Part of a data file
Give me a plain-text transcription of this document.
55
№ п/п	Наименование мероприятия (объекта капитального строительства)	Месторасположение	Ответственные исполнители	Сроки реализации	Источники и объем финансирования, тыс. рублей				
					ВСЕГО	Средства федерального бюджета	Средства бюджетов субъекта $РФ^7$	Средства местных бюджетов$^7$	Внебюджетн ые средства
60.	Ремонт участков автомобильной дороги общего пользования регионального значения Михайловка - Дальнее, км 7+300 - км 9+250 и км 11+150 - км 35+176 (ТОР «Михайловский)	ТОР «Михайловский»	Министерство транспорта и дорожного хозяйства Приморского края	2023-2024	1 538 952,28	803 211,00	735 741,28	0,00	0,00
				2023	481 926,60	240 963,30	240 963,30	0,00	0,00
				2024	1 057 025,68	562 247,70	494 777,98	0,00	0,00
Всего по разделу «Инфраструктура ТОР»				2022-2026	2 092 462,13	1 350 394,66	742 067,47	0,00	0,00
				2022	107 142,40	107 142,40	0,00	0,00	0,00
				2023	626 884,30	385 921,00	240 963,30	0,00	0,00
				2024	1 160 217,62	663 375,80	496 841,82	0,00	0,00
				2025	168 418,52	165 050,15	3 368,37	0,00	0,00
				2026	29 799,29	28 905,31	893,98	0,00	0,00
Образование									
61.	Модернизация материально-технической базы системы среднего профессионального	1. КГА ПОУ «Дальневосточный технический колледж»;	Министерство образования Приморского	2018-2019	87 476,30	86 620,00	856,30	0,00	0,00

BRIEF
Select every line of the material above holding the word "Министерство" and copy it.

EXERCISE RESPONSE
60.	Ремонт участков автомобильной дороги общего пользования регионального значения Михайловка - Дальнее, км 7+300 - км 9+250 и км 11+150 - км 35+176 (ТОР «Михайловский)	ТОР «Михайловский»	Министерство транспорта и дорожного хозяйства Приморского края	2023-2024	1 538 952,28	803 211,00	735 741,28	0,00	0,00
61.	Модернизация материально-технической базы системы среднего профессионального	1. КГА ПОУ «Дальневосточный технический колледж»;	Министерство образования Приморского	2018-2019	87 476,30	86 620,00	856,30	0,00	0,00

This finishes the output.